PROMPT:
Update the listing starting at its first line and ending at the line containing "part-3-washer: [277, 919, 291, 938]" by replacing every "bolt" with "screw", and return those lines with nothing else changed.

(Data items)

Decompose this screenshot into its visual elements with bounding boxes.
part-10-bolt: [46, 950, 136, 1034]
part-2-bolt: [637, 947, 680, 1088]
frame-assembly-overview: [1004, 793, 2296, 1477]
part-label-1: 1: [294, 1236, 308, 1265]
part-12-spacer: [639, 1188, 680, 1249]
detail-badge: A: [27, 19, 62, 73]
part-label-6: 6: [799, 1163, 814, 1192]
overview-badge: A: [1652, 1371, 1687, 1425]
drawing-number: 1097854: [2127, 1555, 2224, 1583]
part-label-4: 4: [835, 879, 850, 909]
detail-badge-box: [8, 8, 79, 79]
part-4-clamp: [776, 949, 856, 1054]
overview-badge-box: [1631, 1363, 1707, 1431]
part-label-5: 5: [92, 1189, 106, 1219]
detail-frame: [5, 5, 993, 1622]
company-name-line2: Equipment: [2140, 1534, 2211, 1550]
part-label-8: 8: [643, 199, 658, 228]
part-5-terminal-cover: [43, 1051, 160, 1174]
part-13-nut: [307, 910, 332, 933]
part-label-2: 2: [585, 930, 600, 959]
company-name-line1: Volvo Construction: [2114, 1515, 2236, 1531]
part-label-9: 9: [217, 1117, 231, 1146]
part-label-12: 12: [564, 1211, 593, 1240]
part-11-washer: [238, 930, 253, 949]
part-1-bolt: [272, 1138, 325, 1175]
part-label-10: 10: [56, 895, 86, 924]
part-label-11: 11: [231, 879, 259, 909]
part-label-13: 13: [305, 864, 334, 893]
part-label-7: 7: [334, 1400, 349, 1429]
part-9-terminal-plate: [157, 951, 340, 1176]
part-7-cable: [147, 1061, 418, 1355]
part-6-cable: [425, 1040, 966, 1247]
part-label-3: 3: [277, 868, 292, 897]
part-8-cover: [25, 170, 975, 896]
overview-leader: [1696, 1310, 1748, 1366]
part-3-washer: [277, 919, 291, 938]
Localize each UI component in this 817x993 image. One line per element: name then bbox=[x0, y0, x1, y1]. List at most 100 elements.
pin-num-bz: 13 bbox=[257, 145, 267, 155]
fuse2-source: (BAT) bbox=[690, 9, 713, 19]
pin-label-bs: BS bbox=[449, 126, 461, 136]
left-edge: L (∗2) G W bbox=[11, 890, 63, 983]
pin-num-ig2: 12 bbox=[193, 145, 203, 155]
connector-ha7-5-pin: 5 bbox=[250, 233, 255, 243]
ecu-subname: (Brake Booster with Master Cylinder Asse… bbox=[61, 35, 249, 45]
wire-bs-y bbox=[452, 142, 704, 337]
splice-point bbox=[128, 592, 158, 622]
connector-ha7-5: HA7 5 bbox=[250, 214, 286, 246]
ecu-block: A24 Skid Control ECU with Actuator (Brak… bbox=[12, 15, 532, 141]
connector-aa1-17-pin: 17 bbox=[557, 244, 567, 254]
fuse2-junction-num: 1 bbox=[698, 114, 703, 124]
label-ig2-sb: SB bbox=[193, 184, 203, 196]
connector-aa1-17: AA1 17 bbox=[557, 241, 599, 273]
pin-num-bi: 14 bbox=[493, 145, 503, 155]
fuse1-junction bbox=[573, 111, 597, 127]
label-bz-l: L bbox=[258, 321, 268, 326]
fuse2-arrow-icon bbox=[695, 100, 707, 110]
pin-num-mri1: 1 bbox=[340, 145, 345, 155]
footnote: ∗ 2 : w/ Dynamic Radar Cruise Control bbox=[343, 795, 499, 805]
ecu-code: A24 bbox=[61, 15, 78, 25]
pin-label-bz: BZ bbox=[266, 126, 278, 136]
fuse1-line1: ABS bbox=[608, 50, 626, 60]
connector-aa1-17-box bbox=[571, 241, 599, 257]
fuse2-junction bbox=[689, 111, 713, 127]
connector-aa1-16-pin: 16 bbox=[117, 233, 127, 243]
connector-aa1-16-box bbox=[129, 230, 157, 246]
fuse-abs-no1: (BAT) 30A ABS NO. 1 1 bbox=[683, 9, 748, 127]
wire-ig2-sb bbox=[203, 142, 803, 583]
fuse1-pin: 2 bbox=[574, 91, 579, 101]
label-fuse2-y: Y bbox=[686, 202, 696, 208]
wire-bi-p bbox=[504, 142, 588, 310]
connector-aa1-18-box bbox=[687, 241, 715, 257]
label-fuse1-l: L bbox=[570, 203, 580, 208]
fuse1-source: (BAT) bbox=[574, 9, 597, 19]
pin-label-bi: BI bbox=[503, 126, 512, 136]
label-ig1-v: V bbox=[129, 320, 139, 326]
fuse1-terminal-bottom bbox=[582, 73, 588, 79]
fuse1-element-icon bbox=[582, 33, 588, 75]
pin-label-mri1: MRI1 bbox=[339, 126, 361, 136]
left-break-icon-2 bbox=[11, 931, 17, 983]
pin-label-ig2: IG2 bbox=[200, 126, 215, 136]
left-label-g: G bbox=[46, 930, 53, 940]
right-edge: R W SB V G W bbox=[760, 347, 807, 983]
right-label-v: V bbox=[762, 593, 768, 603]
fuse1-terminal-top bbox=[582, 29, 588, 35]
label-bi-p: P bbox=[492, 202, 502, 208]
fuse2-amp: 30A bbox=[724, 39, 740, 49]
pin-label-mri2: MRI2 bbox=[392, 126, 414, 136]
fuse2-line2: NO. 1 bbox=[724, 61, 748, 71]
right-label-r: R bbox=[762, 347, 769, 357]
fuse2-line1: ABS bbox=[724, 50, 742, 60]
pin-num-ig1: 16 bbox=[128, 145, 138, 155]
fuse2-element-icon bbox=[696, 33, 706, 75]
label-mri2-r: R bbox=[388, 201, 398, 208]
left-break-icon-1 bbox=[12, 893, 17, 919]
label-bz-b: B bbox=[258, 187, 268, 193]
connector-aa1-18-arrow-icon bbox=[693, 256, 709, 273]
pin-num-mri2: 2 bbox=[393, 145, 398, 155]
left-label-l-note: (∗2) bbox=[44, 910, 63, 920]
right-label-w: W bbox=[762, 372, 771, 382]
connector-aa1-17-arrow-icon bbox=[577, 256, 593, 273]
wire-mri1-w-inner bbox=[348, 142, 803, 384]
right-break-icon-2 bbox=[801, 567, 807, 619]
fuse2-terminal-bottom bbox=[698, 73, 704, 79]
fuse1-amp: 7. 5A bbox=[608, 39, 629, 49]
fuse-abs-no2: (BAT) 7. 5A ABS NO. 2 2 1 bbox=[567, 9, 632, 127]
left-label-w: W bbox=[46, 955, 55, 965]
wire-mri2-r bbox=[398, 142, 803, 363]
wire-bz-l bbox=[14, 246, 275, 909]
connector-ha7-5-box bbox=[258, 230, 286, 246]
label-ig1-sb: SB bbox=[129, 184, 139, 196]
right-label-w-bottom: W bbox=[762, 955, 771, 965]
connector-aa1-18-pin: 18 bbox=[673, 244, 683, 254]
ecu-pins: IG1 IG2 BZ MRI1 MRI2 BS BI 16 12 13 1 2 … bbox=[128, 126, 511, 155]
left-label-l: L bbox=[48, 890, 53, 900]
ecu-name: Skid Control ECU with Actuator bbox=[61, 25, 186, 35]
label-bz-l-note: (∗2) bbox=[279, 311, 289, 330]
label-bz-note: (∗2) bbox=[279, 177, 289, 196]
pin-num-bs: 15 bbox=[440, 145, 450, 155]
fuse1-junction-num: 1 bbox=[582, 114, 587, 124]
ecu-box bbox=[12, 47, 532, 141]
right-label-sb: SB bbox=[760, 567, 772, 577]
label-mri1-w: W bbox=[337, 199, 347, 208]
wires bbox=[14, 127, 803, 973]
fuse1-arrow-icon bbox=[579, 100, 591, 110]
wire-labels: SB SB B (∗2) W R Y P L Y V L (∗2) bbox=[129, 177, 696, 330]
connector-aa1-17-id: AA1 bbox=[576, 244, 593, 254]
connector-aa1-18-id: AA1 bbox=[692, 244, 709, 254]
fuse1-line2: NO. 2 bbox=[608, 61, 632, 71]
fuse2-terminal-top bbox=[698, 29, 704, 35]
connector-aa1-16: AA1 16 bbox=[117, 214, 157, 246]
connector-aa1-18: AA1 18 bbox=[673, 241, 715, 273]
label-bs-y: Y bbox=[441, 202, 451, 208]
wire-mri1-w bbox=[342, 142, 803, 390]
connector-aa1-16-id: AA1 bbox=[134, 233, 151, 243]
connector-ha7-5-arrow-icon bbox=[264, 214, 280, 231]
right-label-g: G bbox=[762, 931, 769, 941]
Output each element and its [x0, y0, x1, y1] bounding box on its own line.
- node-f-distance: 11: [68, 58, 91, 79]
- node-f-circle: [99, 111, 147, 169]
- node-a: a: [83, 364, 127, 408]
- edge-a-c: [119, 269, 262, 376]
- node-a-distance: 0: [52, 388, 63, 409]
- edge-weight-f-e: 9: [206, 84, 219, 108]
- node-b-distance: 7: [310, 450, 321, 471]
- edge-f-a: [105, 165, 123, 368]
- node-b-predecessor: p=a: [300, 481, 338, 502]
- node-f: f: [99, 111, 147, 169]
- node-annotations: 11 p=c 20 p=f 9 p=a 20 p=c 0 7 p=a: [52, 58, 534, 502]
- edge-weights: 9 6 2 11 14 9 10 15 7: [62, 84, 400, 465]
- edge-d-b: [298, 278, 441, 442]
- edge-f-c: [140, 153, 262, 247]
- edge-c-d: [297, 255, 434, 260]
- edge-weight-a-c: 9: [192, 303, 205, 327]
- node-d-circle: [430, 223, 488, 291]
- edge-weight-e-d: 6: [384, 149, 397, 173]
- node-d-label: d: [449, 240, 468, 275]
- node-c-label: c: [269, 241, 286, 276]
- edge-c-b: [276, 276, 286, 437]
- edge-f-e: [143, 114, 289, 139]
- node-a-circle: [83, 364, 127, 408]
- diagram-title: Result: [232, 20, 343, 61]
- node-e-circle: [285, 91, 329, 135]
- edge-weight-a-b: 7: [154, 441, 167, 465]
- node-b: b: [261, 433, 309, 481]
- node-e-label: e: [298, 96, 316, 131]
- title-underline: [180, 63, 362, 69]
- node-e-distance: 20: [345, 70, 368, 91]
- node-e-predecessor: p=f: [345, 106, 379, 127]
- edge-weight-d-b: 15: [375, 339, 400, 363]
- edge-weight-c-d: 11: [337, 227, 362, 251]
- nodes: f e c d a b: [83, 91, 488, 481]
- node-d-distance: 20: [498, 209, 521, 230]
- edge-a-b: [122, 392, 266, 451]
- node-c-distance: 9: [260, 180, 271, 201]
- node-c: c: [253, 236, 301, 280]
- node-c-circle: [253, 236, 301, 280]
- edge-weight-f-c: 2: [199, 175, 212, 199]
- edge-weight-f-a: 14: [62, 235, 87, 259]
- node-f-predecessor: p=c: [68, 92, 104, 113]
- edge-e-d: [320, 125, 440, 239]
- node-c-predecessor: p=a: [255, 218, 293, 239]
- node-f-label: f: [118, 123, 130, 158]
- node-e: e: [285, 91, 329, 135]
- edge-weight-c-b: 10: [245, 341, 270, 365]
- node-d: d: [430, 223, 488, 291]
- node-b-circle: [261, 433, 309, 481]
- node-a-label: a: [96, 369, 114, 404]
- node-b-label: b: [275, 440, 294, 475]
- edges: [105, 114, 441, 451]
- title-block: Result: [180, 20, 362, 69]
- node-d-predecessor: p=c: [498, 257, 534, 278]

RESPONSE:
Decompose this screenshot into its visual elements with bounding boxes.
part-10-screw: [46, 950, 136, 1034]
part-2-screw: [637, 947, 680, 1088]
frame-assembly-overview: [1004, 793, 2296, 1477]
part-label-1: 1: [294, 1236, 308, 1265]
part-12-spacer: [639, 1188, 680, 1249]
detail-badge: A: [27, 19, 62, 73]
part-label-6: 6: [799, 1163, 814, 1192]
overview-badge: A: [1652, 1371, 1687, 1425]
drawing-number: 1097854: [2127, 1555, 2224, 1583]
part-label-4: 4: [835, 879, 850, 909]
detail-badge-box: [8, 8, 79, 79]
part-4-clamp: [776, 949, 856, 1054]
overview-badge-box: [1631, 1363, 1707, 1431]
part-label-5: 5: [92, 1189, 106, 1219]
detail-frame: [5, 5, 993, 1622]
company-name-line2: Equipment: [2140, 1534, 2211, 1550]
part-label-8: 8: [643, 199, 658, 228]
part-5-terminal-cover: [43, 1051, 160, 1174]
part-13-nut: [307, 910, 332, 933]
part-label-2: 2: [585, 930, 600, 959]
company-name-line1: Volvo Construction: [2114, 1515, 2236, 1531]
part-label-9: 9: [217, 1117, 231, 1146]
part-label-12: 12: [564, 1211, 593, 1240]
part-11-washer: [238, 930, 253, 949]
part-1-screw: [272, 1138, 325, 1175]
part-label-10: 10: [56, 895, 86, 924]
part-label-11: 11: [231, 879, 259, 909]
part-label-13: 13: [305, 864, 334, 893]
part-label-7: 7: [334, 1400, 349, 1429]
part-9-terminal-plate: [157, 951, 340, 1176]
part-7-cable: [147, 1061, 418, 1355]
part-6-cable: [425, 1040, 966, 1247]
part-label-3: 3: [277, 868, 292, 897]
part-8-cover: [25, 170, 975, 896]
overview-leader: [1696, 1310, 1748, 1366]
part-3-washer: [277, 919, 291, 938]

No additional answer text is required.